→ Work to do
Of all the lines in the material, how many include the word "document"? Reply with the number alone.

::::

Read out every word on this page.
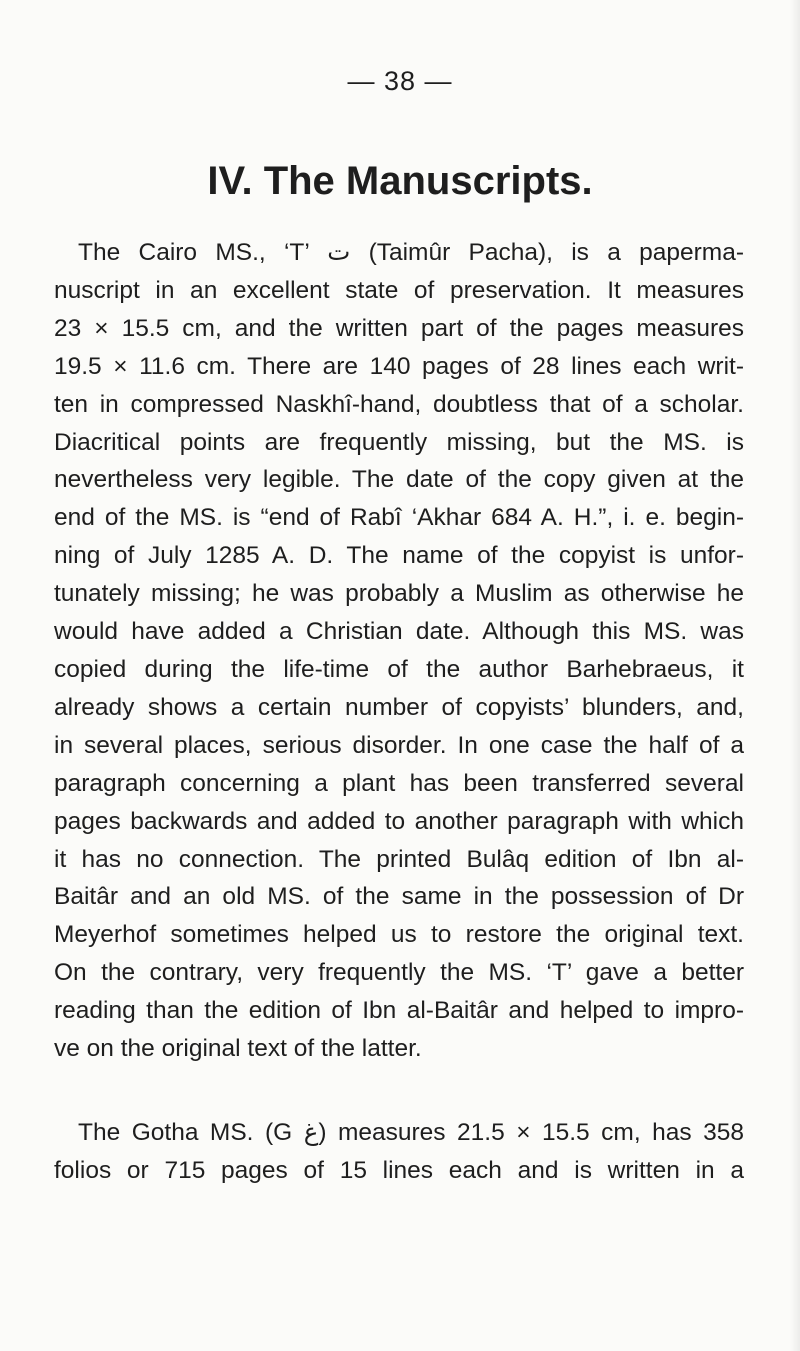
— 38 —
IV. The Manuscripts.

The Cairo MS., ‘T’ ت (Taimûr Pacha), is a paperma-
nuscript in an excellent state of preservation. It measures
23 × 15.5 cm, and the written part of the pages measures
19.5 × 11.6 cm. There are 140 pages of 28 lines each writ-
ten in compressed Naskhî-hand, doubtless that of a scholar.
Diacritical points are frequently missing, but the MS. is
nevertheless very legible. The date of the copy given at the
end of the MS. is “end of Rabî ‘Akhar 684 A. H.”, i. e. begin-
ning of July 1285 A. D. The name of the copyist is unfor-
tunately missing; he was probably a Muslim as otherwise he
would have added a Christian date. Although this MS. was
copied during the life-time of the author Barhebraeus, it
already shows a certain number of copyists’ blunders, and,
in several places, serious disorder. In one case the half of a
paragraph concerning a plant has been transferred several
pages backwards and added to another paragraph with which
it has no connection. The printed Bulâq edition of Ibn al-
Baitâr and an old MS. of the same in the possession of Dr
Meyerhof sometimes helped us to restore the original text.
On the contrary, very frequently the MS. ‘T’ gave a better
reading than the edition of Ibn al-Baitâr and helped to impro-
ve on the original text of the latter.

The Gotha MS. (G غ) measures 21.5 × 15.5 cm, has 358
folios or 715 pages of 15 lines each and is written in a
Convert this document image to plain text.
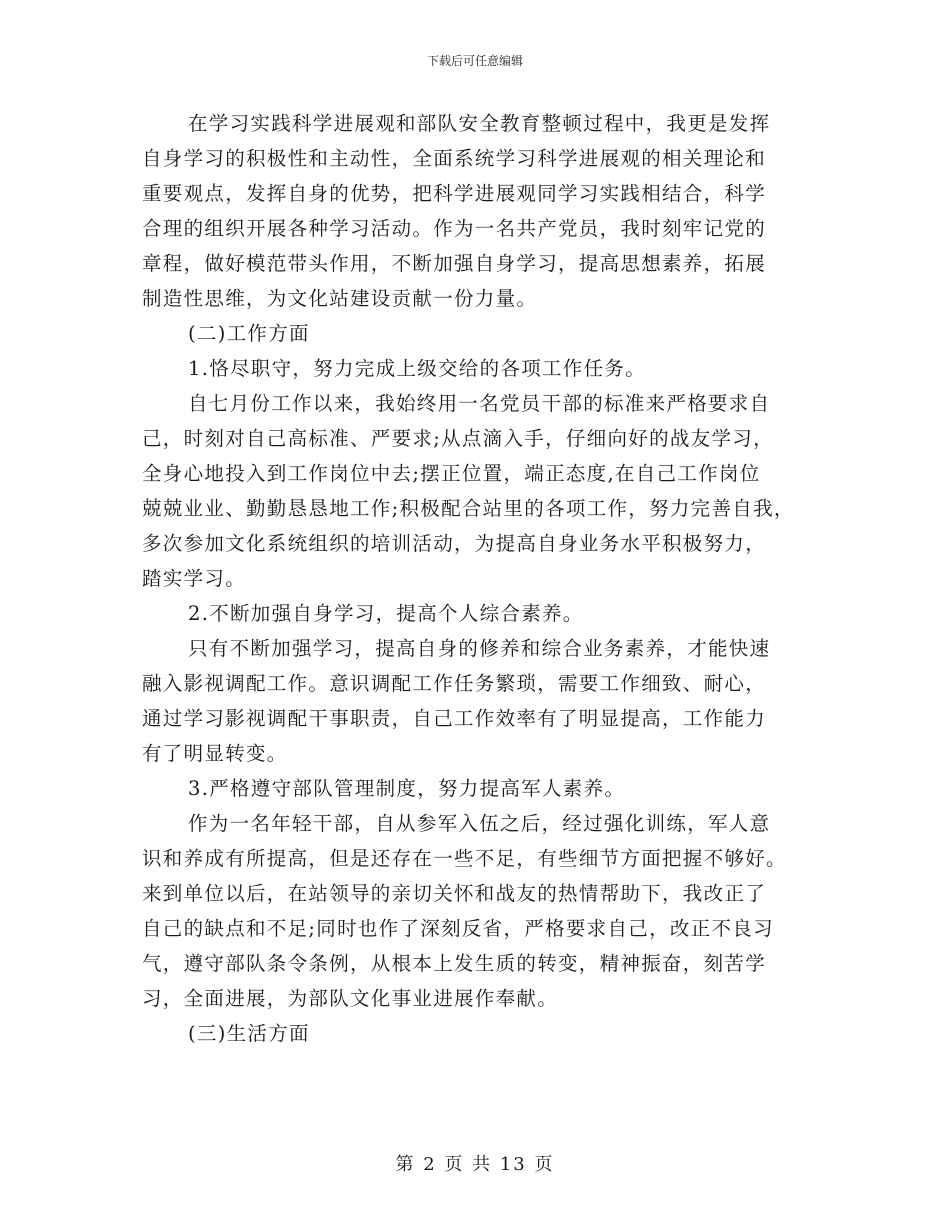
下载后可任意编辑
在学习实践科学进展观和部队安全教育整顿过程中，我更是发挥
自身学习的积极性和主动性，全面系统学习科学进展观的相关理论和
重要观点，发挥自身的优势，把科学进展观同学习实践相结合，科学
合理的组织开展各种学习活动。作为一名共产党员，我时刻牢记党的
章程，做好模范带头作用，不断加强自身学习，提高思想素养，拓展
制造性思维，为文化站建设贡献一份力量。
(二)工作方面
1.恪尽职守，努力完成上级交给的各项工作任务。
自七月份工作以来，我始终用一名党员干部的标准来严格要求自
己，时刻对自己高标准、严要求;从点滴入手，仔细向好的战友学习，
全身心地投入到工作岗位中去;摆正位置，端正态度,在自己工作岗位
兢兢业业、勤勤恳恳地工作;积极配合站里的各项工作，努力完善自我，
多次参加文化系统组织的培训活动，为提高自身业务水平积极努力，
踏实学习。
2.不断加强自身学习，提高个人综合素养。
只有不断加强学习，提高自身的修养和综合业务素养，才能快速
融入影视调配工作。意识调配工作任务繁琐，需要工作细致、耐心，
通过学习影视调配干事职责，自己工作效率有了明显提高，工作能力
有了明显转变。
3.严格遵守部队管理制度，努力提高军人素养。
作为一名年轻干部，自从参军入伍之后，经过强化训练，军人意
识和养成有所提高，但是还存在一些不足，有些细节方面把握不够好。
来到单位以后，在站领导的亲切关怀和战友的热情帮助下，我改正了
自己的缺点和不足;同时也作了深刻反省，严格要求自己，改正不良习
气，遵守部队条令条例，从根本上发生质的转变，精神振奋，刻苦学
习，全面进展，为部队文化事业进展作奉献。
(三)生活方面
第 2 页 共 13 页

::::

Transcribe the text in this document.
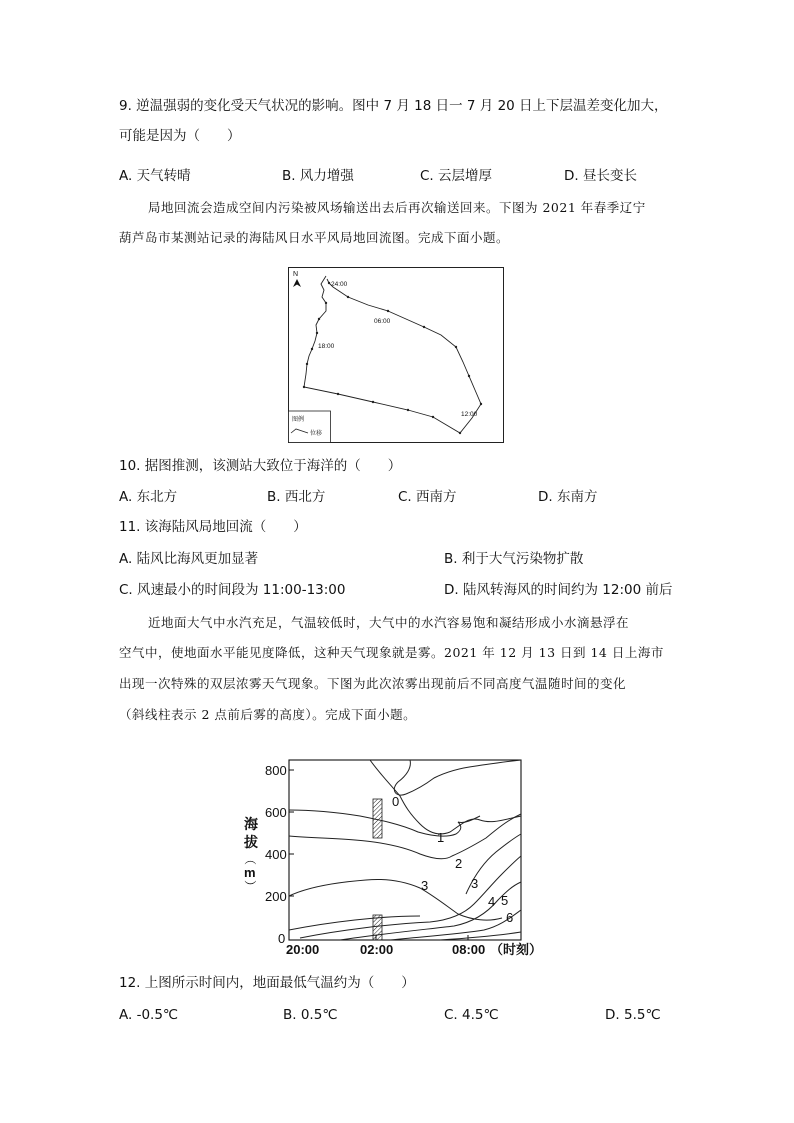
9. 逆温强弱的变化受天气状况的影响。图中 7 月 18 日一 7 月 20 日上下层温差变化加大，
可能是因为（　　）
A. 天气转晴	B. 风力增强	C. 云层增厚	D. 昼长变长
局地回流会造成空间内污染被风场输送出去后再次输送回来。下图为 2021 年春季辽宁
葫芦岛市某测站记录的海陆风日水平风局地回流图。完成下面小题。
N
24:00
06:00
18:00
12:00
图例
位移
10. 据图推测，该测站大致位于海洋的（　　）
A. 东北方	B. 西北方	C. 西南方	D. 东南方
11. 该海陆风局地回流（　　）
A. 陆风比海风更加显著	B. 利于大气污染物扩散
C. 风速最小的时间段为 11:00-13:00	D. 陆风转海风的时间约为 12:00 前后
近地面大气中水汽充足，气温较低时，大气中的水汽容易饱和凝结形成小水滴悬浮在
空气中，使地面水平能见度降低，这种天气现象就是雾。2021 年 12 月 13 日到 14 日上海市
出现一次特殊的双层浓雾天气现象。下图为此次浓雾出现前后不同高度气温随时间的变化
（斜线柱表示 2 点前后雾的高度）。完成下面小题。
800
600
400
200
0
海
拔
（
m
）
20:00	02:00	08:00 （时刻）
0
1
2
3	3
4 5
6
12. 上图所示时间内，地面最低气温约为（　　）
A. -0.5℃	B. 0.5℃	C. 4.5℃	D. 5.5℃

::::

→ Exercise result
2